Structured figure records
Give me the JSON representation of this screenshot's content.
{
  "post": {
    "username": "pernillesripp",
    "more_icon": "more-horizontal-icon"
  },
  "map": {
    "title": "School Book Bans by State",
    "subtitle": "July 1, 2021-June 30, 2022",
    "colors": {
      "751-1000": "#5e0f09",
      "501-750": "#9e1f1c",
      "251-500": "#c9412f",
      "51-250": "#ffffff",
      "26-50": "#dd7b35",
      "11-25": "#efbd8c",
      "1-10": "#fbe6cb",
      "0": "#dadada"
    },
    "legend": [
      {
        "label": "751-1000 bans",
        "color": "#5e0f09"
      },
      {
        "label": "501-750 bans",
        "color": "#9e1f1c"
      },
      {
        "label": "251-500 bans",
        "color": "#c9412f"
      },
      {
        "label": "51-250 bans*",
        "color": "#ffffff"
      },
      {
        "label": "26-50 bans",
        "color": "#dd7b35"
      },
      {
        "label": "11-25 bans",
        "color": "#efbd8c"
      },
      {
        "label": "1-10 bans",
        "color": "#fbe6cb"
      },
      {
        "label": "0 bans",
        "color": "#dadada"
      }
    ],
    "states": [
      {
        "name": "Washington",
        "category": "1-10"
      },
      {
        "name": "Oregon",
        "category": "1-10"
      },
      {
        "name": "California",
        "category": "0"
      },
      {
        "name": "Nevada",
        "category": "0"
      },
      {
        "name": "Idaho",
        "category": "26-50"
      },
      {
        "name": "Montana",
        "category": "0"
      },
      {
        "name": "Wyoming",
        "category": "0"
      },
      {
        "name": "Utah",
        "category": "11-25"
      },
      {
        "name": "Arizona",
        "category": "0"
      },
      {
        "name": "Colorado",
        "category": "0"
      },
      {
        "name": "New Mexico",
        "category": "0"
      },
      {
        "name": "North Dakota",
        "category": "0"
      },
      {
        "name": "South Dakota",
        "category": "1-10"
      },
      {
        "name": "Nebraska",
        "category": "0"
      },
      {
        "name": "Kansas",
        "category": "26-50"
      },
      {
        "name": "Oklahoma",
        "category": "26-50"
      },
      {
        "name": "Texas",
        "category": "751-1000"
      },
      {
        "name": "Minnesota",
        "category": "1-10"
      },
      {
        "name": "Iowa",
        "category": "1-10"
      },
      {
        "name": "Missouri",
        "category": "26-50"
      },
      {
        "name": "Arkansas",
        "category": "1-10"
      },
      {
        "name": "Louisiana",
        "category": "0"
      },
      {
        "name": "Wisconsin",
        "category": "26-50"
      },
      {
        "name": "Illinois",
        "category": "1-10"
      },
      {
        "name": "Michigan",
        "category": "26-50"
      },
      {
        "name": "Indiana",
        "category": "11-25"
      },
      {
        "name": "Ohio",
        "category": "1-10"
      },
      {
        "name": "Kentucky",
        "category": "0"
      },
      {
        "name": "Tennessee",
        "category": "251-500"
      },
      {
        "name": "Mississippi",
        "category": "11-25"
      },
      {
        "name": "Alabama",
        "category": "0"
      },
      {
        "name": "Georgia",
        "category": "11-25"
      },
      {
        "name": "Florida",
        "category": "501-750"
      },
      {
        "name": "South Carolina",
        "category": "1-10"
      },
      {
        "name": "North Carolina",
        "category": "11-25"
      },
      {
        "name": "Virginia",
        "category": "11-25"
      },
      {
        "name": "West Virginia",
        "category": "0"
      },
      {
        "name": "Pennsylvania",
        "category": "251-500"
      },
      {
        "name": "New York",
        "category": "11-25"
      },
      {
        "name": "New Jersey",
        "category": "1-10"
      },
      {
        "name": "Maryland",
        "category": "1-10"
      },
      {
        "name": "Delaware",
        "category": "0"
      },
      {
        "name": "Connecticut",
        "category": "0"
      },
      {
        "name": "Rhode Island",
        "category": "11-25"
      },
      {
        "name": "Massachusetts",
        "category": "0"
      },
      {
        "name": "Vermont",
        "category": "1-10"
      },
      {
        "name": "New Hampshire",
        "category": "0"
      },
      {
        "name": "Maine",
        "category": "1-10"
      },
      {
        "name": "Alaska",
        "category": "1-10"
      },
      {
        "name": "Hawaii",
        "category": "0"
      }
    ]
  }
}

* [Exercise brief] Above are some records. Print them all exactly.

* [Exercise output]
Give me the JSON representation of this screenshot's content.
{
  "post": {
    "username": "pernillesripp",
    "more_icon": "more-horizontal-icon"
  },
  "map": {
    "title": "School Book Bans by State",
    "subtitle": "July 1, 2021-June 30, 2022",
    "colors": {
      "751-1000": "#5e0f09",
      "501-750": "#9e1f1c",
      "251-500": "#c9412f",
      "51-250": "#ffffff",
      "26-50": "#dd7b35",
      "11-25": "#efbd8c",
      "1-10": "#fbe6cb",
      "0": "#dadada"
    },
    "legend": [
      {
        "label": "751-1000 bans",
        "color": "#5e0f09"
      },
      {
        "label": "501-750 bans",
        "color": "#9e1f1c"
      },
      {
        "label": "251-500 bans",
        "color": "#c9412f"
      },
      {
        "label": "51-250 bans*",
        "color": "#ffffff"
      },
      {
        "label": "26-50 bans",
        "color": "#dd7b35"
      },
      {
        "label": "11-25 bans",
        "color": "#efbd8c"
      },
      {
        "label": "1-10 bans",
        "color": "#fbe6cb"
      },
      {
        "label": "0 bans",
        "color": "#dadada"
      }
    ],
    "states": [
      {
        "name": "Washington",
        "category": "1-10"
      },
      {
        "name": "Oregon",
        "category": "1-10"
      },
      {
        "name": "California",
        "category": "0"
      },
      {
        "name": "Nevada",
        "category": "0"
      },
      {
        "name": "Idaho",
        "category": "26-50"
      },
      {
        "name": "Montana",
        "category": "0"
      },
      {
        "name": "Wyoming",
        "category": "0"
      },
      {
        "name": "Utah",
        "category": "11-25"
      },
      {
        "name": "Arizona",
        "category": "0"
      },
      {
        "name": "Colorado",
        "category": "0"
      },
      {
        "name": "New Mexico",
        "category": "0"
      },
      {
        "name": "North Dakota",
        "category": "0"
      },
      {
        "name": "South Dakota",
        "category": "1-10"
      },
      {
        "name": "Nebraska",
        "category": "0"
      },
      {
        "name": "Kansas",
        "category": "26-50"
      },
      {
        "name": "Oklahoma",
        "category": "26-50"
      },
      {
        "name": "Texas",
        "category": "751-1000"
      },
      {
        "name": "Minnesota",
        "category": "1-10"
      },
      {
        "name": "Iowa",
        "category": "1-10"
      },
      {
        "name": "Missouri",
        "category": "26-50"
      },
      {
        "name": "Arkansas",
        "category": "1-10"
      },
      {
        "name": "Louisiana",
        "category": "0"
      },
      {
        "name": "Wisconsin",
        "category": "26-50"
      },
      {
        "name": "Illinois",
        "category": "1-10"
      },
      {
        "name": "Michigan",
        "category": "26-50"
      },
      {
        "name": "Indiana",
        "category": "11-25"
      },
      {
        "name": "Ohio",
        "category": "1-10"
      },
      {
        "name": "Kentucky",
        "category": "0"
      },
      {
        "name": "Tennessee",
        "category": "251-500"
      },
      {
        "name": "Mississippi",
        "category": "11-25"
      },
      {
        "name": "Alabama",
        "category": "0"
      },
      {
        "name": "Georgia",
        "category": "11-25"
      },
      {
        "name": "Florida",
        "category": "501-750"
      },
      {
        "name": "South Carolina",
        "category": "1-10"
      },
      {
        "name": "North Carolina",
        "category": "11-25"
      },
      {
        "name": "Virginia",
        "category": "11-25"
      },
      {
        "name": "West Virginia",
        "category": "0"
      },
      {
        "name": "Pennsylvania",
        "category": "251-500"
      },
      {
        "name": "New York",
        "category": "11-25"
      },
      {
        "name": "New Jersey",
        "category": "1-10"
      },
      {
        "name": "Maryland",
        "category": "1-10"
      },
      {
        "name": "Delaware",
        "category": "0"
      },
      {
        "name": "Connecticut",
        "category": "0"
      },
      {
        "name": "Rhode Island",
        "category": "11-25"
      },
      {
        "name": "Massachusetts",
        "category": "0"
      },
      {
        "name": "Vermont",
        "category": "1-10"
      },
      {
        "name": "New Hampshire",
        "category": "0"
      },
      {
        "name": "Maine",
        "category": "1-10"
      },
      {
        "name": "Alaska",
        "category": "1-10"
      },
      {
        "name": "Hawaii",
        "category": "0"
      }
    ]
  }
}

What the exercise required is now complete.